(Dataset items)
=-=-=

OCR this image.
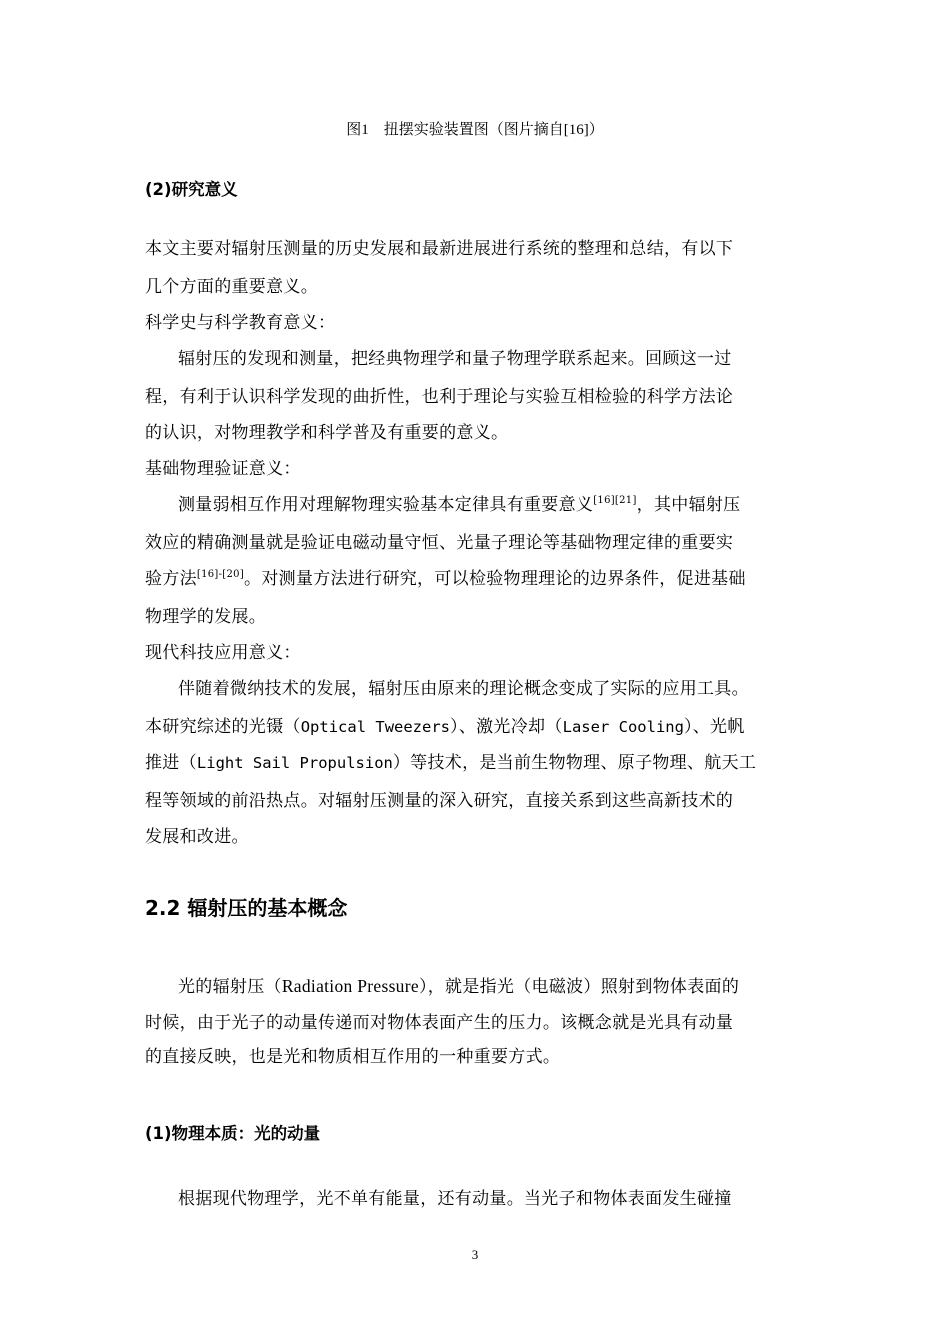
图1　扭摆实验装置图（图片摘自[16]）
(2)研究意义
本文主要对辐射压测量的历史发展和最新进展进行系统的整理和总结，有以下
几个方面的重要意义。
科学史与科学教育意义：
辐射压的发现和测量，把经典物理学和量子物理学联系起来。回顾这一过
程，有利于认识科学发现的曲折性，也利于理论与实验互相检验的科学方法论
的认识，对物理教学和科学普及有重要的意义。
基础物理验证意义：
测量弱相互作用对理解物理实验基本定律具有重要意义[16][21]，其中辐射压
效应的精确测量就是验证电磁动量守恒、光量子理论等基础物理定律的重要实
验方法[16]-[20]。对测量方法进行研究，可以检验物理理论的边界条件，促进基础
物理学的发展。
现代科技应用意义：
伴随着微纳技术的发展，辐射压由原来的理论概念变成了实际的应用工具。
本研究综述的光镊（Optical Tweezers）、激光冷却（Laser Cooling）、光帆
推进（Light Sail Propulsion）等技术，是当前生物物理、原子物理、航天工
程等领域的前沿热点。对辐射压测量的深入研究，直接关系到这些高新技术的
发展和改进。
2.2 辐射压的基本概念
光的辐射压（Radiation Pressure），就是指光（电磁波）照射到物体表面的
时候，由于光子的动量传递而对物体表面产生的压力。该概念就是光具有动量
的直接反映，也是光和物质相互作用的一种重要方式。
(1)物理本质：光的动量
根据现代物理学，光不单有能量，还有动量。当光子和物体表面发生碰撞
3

=-=-=

TASK BRIEF: Print the complete listing exactly as it stands, without its pictures.

FINISHED EXERCISE:
OCR this image.
图1　扭摆实验装置图（图片摘自[16]）
(2)研究意义
本文主要对辐射压测量的历史发展和最新进展进行系统的整理和总结，有以下
几个方面的重要意义。
科学史与科学教育意义：
辐射压的发现和测量，把经典物理学和量子物理学联系起来。回顾这一过
程，有利于认识科学发现的曲折性，也利于理论与实验互相检验的科学方法论
的认识，对物理教学和科学普及有重要的意义。
基础物理验证意义：
测量弱相互作用对理解物理实验基本定律具有重要意义[16][21]，其中辐射压
效应的精确测量就是验证电磁动量守恒、光量子理论等基础物理定律的重要实
验方法[16]-[20]。对测量方法进行研究，可以检验物理理论的边界条件，促进基础
物理学的发展。
现代科技应用意义：
伴随着微纳技术的发展，辐射压由原来的理论概念变成了实际的应用工具。
本研究综述的光镊（Optical Tweezers）、激光冷却（Laser Cooling）、光帆
推进（Light Sail Propulsion）等技术，是当前生物物理、原子物理、航天工
程等领域的前沿热点。对辐射压测量的深入研究，直接关系到这些高新技术的
发展和改进。
2.2 辐射压的基本概念
光的辐射压（Radiation Pressure），就是指光（电磁波）照射到物体表面的
时候，由于光子的动量传递而对物体表面产生的压力。该概念就是光具有动量
的直接反映，也是光和物质相互作用的一种重要方式。
(1)物理本质：光的动量
根据现代物理学，光不单有能量，还有动量。当光子和物体表面发生碰撞
3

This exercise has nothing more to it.